To be done - Repeat the listing in full, exactly as it stands.

Supplied material -

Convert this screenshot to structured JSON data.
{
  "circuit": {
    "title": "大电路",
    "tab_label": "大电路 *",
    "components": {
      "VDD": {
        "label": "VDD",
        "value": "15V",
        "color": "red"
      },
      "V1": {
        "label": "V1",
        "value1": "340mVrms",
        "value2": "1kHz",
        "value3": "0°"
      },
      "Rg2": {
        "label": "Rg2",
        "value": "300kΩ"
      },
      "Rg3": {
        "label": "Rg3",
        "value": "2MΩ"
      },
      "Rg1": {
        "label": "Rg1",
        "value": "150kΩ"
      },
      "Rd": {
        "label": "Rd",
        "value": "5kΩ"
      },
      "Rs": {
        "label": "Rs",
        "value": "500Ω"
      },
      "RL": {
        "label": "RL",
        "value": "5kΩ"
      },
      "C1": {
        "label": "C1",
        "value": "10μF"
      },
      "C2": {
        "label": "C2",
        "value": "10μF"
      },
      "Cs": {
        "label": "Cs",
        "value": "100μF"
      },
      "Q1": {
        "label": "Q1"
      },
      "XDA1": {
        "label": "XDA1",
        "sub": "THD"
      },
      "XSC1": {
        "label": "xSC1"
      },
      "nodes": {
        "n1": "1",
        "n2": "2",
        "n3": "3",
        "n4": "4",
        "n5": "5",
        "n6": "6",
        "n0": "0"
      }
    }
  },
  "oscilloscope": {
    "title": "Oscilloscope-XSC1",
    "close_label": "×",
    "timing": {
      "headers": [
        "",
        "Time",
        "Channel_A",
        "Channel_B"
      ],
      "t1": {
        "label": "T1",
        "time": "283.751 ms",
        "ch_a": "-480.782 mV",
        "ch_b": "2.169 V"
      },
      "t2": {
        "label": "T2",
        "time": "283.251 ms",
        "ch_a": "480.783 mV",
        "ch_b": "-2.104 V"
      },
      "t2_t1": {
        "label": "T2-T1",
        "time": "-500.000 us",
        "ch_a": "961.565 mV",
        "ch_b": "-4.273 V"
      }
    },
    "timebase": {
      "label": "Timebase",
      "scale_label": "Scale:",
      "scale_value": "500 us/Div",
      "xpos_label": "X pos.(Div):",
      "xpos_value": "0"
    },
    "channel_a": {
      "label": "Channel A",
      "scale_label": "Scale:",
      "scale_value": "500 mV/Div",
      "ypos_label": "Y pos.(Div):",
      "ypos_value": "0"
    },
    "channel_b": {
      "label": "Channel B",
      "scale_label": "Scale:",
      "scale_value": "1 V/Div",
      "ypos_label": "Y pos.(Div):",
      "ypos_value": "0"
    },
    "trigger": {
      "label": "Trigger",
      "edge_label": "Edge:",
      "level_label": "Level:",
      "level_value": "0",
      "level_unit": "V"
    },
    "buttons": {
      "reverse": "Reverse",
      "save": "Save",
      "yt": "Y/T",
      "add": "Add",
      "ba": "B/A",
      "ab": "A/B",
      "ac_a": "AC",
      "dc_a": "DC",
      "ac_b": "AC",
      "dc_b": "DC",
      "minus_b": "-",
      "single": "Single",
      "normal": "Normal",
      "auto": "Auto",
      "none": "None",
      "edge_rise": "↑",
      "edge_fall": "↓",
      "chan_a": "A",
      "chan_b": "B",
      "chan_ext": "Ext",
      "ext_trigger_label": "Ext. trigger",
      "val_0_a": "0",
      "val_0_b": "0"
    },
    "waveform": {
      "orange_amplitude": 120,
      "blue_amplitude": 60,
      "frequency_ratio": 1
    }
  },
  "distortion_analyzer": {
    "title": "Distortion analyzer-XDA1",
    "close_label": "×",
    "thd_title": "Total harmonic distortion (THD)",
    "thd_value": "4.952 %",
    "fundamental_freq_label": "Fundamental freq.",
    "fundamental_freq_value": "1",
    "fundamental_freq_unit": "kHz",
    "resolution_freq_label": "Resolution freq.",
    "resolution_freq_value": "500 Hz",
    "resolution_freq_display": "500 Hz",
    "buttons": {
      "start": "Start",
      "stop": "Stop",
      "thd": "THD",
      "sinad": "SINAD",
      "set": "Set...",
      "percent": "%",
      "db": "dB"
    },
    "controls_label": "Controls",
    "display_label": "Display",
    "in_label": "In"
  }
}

Solved problem -
Convert this screenshot to structured JSON data.
{
  "circuit": {
    "title": "大电路",
    "tab_label": "大电路 *",
    "components": {
      "VDD": {
        "label": "VDD",
        "value": "15V",
        "color": "red"
      },
      "V1": {
        "label": "V1",
        "value1": "340mVrms",
        "value2": "1kHz",
        "value3": "0°"
      },
      "Rg2": {
        "label": "Rg2",
        "value": "300kΩ"
      },
      "Rg3": {
        "label": "Rg3",
        "value": "2MΩ"
      },
      "Rg1": {
        "label": "Rg1",
        "value": "150kΩ"
      },
      "Rd": {
        "label": "Rd",
        "value": "5kΩ"
      },
      "Rs": {
        "label": "Rs",
        "value": "500Ω"
      },
      "RL": {
        "label": "RL",
        "value": "5kΩ"
      },
      "C1": {
        "label": "C1",
        "value": "10μF"
      },
      "C2": {
        "label": "C2",
        "value": "10μF"
      },
      "Cs": {
        "label": "Cs",
        "value": "100μF"
      },
      "Q1": {
        "label": "Q1"
      },
      "XDA1": {
        "label": "XDA1",
        "sub": "THD"
      },
      "XSC1": {
        "label": "xSC1"
      },
      "nodes": {
        "n1": "1",
        "n2": "2",
        "n3": "3",
        "n4": "4",
        "n5": "5",
        "n6": "6",
        "n0": "0"
      }
    }
  },
  "oscilloscope": {
    "title": "Oscilloscope-XSC1",
    "close_label": "×",
    "timing": {
      "headers": [
        "",
        "Time",
        "Channel_A",
        "Channel_B"
      ],
      "t1": {
        "label": "T1",
        "time": "283.751 ms",
        "ch_a": "-480.782 mV",
        "ch_b": "2.169 V"
      },
      "t2": {
        "label": "T2",
        "time": "283.251 ms",
        "ch_a": "480.783 mV",
        "ch_b": "-2.104 V"
      },
      "t2_t1": {
        "label": "T2-T1",
        "time": "-500.000 us",
        "ch_a": "961.565 mV",
        "ch_b": "-4.273 V"
      }
    },
    "timebase": {
      "label": "Timebase",
      "scale_label": "Scale:",
      "scale_value": "500 us/Div",
      "xpos_label": "X pos.(Div):",
      "xpos_value": "0"
    },
    "channel_a": {
      "label": "Channel A",
      "scale_label": "Scale:",
      "scale_value": "500 mV/Div",
      "ypos_label": "Y pos.(Div):",
      "ypos_value": "0"
    },
    "channel_b": {
      "label": "Channel B",
      "scale_label": "Scale:",
      "scale_value": "1 V/Div",
      "ypos_label": "Y pos.(Div):",
      "ypos_value": "0"
    },
    "trigger": {
      "label": "Trigger",
      "edge_label": "Edge:",
      "level_label": "Level:",
      "level_value": "0",
      "level_unit": "V"
    },
    "buttons": {
      "reverse": "Reverse",
      "save": "Save",
      "yt": "Y/T",
      "add": "Add",
      "ba": "B/A",
      "ab": "A/B",
      "ac_a": "AC",
      "dc_a": "DC",
      "ac_b": "AC",
      "dc_b": "DC",
      "minus_b": "-",
      "single": "Single",
      "normal": "Normal",
      "auto": "Auto",
      "none": "None",
      "edge_rise": "↑",
      "edge_fall": "↓",
      "chan_a": "A",
      "chan_b": "B",
      "chan_ext": "Ext",
      "ext_trigger_label": "Ext. trigger",
      "val_0_a": "0",
      "val_0_b": "0"
    },
    "waveform": {
      "orange_amplitude": 120,
      "blue_amplitude": 60,
      "frequency_ratio": 1
    }
  },
  "distortion_analyzer": {
    "title": "Distortion analyzer-XDA1",
    "close_label": "×",
    "thd_title": "Total harmonic distortion (THD)",
    "thd_value": "4.952 %",
    "fundamental_freq_label": "Fundamental freq.",
    "fundamental_freq_value": "1",
    "fundamental_freq_unit": "kHz",
    "resolution_freq_label": "Resolution freq.",
    "resolution_freq_value": "500 Hz",
    "resolution_freq_display": "500 Hz",
    "buttons": {
      "start": "Start",
      "stop": "Stop",
      "thd": "THD",
      "sinad": "SINAD",
      "set": "Set...",
      "percent": "%",
      "db": "dB"
    },
    "controls_label": "Controls",
    "display_label": "Display",
    "in_label": "In"
  }
}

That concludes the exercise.